# Exercise:
Please find all lines in the data that hold the string "false" and copy them.

(Raw records)

--------------------------------------------------

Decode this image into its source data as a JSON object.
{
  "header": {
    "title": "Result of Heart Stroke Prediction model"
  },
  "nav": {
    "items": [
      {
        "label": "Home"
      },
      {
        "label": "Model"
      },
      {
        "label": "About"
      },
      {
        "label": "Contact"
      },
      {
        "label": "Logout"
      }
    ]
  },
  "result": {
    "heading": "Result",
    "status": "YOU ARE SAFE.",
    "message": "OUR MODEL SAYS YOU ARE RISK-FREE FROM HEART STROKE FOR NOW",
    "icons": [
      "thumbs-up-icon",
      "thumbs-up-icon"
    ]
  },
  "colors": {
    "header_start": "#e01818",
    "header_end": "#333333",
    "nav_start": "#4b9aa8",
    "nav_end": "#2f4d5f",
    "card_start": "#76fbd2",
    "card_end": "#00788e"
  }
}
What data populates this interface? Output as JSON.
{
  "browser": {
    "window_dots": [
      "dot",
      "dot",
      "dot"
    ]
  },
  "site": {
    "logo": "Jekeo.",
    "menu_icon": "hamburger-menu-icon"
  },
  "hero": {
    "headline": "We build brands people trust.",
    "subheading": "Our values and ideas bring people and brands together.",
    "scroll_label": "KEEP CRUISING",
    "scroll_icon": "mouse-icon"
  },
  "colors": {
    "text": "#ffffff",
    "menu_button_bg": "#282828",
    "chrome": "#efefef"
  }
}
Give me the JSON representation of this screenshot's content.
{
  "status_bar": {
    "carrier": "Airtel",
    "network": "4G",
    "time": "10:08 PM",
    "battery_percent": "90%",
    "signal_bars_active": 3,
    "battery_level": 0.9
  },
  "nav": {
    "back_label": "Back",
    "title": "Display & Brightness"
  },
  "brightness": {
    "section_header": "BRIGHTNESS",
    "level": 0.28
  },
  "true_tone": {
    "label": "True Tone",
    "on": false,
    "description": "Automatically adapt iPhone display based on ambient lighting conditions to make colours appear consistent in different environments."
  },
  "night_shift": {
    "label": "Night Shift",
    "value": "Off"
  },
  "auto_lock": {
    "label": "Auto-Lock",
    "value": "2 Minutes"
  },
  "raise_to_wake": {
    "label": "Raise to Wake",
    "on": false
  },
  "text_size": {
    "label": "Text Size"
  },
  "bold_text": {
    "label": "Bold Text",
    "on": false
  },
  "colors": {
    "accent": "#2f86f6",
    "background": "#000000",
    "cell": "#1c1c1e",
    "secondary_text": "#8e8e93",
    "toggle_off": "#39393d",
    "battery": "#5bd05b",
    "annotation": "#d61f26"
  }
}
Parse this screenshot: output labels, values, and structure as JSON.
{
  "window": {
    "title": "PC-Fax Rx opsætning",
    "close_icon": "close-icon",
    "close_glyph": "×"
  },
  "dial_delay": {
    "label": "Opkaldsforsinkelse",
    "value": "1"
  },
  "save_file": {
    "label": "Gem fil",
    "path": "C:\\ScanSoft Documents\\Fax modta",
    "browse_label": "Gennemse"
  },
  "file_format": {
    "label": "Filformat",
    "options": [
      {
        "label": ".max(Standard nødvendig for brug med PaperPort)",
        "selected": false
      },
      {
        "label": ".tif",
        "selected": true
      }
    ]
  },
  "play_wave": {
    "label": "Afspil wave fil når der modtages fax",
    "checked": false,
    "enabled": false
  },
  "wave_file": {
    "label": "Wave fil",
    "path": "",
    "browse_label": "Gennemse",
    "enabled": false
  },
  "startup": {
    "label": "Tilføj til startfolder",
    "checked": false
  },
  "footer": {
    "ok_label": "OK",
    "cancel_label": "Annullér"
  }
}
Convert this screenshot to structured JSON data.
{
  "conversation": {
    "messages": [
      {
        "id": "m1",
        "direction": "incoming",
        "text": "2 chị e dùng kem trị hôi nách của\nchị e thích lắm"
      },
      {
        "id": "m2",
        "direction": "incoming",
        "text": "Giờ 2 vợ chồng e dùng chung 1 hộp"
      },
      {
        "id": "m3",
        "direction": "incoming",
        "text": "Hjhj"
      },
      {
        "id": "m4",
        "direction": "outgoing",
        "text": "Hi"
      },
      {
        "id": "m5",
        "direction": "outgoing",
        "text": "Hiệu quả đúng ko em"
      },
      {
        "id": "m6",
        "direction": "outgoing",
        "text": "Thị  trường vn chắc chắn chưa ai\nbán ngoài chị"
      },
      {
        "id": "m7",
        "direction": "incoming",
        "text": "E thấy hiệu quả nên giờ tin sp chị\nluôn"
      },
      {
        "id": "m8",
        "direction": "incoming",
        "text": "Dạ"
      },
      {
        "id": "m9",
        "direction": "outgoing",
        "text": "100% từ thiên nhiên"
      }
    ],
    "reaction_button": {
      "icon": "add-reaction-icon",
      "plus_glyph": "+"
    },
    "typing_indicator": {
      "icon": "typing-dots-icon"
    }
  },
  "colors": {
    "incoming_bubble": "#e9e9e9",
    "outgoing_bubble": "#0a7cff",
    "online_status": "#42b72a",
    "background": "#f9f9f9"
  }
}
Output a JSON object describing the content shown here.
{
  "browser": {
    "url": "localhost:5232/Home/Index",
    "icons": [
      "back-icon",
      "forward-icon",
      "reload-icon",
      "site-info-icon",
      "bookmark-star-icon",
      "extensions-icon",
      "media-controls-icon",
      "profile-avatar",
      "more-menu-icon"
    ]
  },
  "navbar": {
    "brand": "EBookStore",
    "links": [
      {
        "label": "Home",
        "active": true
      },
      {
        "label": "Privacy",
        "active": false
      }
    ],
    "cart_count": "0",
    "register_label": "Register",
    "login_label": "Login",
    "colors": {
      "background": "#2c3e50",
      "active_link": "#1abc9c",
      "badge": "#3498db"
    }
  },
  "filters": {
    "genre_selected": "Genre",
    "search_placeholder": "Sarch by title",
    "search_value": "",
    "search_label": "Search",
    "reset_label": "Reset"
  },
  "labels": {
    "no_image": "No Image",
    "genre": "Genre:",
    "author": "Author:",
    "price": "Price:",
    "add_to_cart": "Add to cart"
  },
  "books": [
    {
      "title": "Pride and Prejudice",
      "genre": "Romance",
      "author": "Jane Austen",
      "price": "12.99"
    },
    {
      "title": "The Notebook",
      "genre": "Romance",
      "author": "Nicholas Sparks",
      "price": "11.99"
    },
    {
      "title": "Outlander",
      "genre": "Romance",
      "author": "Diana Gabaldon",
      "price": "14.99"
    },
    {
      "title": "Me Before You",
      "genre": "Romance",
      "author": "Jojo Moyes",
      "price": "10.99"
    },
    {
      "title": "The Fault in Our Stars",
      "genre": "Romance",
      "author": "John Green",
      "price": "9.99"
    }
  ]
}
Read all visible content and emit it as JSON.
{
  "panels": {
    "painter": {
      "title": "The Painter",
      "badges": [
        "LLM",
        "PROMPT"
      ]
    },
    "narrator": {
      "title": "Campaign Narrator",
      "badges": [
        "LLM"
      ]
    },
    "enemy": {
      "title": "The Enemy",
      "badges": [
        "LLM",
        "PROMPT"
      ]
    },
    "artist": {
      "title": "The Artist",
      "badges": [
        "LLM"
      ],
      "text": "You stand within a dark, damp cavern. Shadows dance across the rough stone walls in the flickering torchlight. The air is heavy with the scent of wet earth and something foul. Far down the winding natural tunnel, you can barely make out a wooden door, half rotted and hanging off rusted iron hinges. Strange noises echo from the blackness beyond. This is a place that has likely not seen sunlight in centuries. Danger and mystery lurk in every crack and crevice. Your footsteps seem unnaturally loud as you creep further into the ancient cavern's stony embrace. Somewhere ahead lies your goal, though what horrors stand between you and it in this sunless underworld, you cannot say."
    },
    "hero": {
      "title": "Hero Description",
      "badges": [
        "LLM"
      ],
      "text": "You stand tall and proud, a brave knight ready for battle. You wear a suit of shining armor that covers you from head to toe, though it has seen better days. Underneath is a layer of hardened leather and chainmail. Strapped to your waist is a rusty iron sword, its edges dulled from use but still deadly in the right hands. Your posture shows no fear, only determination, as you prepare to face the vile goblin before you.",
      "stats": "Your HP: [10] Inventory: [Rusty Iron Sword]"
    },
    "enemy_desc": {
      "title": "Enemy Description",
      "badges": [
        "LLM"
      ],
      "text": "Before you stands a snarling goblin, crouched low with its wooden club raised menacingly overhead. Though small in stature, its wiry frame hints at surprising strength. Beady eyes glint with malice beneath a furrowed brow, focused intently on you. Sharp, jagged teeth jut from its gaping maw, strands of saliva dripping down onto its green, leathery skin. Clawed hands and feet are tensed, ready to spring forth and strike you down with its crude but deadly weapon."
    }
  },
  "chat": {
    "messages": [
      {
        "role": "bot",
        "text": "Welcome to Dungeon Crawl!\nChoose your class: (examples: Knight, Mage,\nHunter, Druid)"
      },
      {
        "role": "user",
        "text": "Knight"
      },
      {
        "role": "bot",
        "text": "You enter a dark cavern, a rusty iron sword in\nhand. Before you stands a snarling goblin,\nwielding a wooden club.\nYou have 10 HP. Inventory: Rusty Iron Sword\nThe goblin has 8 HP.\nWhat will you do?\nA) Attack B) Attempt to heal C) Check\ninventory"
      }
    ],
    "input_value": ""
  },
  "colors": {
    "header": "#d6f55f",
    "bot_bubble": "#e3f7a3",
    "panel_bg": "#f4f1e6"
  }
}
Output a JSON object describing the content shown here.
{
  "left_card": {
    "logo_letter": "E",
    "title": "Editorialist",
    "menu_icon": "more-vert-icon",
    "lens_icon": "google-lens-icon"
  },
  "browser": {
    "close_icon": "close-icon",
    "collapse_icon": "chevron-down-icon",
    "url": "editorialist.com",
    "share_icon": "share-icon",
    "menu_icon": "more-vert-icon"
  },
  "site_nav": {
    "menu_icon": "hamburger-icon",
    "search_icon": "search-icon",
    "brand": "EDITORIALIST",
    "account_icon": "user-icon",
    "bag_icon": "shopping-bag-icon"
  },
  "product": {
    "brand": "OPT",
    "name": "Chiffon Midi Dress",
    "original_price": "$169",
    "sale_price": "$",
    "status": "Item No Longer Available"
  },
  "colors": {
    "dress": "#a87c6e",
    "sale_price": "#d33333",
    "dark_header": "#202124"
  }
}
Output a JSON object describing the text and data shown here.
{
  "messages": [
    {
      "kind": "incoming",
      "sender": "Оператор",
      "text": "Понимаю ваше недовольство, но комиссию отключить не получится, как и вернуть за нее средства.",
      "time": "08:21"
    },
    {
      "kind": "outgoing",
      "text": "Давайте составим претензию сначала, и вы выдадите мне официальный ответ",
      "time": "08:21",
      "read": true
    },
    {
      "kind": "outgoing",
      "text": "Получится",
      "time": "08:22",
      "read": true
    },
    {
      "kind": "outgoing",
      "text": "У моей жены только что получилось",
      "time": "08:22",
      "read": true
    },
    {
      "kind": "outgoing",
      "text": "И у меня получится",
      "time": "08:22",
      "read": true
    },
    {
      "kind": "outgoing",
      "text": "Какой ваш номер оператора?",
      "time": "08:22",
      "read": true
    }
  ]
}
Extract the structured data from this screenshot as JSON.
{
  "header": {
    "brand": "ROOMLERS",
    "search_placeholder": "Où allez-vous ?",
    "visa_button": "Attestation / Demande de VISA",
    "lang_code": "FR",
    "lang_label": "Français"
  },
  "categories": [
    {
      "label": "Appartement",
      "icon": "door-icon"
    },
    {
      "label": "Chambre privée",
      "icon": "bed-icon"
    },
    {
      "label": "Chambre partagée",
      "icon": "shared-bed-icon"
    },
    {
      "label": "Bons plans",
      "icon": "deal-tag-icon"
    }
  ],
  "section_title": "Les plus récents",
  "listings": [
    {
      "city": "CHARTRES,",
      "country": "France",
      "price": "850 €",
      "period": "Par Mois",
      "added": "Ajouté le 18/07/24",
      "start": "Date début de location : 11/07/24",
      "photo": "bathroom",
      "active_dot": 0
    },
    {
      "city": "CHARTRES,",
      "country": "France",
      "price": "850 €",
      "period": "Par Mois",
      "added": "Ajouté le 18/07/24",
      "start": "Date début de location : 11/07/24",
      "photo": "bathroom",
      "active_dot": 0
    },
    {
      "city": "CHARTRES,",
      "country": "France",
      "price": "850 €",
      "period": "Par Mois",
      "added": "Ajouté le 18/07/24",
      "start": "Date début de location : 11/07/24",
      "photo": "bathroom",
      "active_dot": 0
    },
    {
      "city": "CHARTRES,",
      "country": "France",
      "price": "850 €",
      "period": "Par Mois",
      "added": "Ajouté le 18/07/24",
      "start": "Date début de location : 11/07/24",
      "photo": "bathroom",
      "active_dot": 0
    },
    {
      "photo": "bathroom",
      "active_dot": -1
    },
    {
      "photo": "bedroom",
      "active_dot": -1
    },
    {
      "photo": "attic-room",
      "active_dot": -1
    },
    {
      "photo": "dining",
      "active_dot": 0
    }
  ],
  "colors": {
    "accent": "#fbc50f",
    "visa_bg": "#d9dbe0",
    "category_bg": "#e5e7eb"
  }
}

--------------------------------------------------

# Solution to this exercise:
    "on": false,
    "on": false
    "on": false
        "selected": false
    "checked": false,
    "enabled": false
    "enabled": false
    "checked": false
        "active": false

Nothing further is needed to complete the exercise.